Excerpted data —
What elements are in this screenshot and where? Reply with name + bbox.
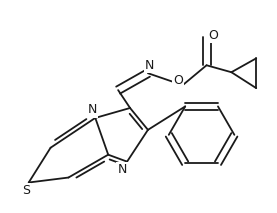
Text: O: O	[173, 74, 183, 87]
Text: N: N	[88, 104, 97, 117]
Text: N: N	[145, 59, 155, 72]
Text: N: N	[117, 163, 127, 176]
Text: O: O	[209, 29, 219, 42]
Text: S: S	[22, 184, 30, 197]
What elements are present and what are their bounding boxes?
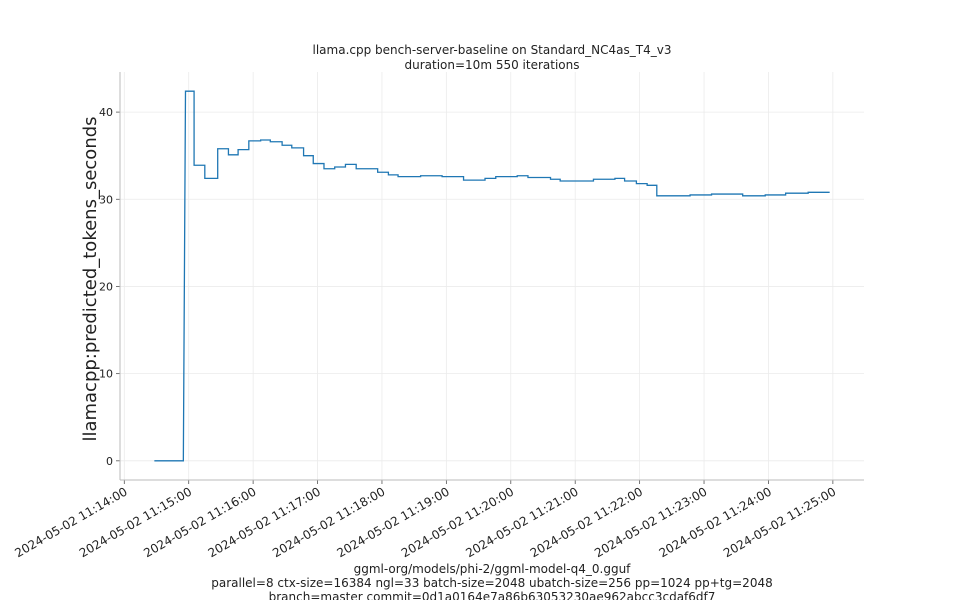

The task — Rescale the rows above by repeating every line, requests included, with each bounding-box coordinate in the answers multiplied by 1.65 and rounded to the nearest whole number, halves rounding up. Omit the pictures.

Reply to the exercise —
What elements are in this screenshot and where? Reply with name + bbox.
Text: O: O	[285, 122, 302, 144]
Text: N: N	[145, 172, 160, 193]
Text: N: N	[239, 97, 256, 119]
Text: N: N	[193, 269, 210, 290]
Text: O: O	[345, 48, 361, 69]
Text: S: S	[36, 304, 50, 325]
What elements are present and what are their bounding boxes?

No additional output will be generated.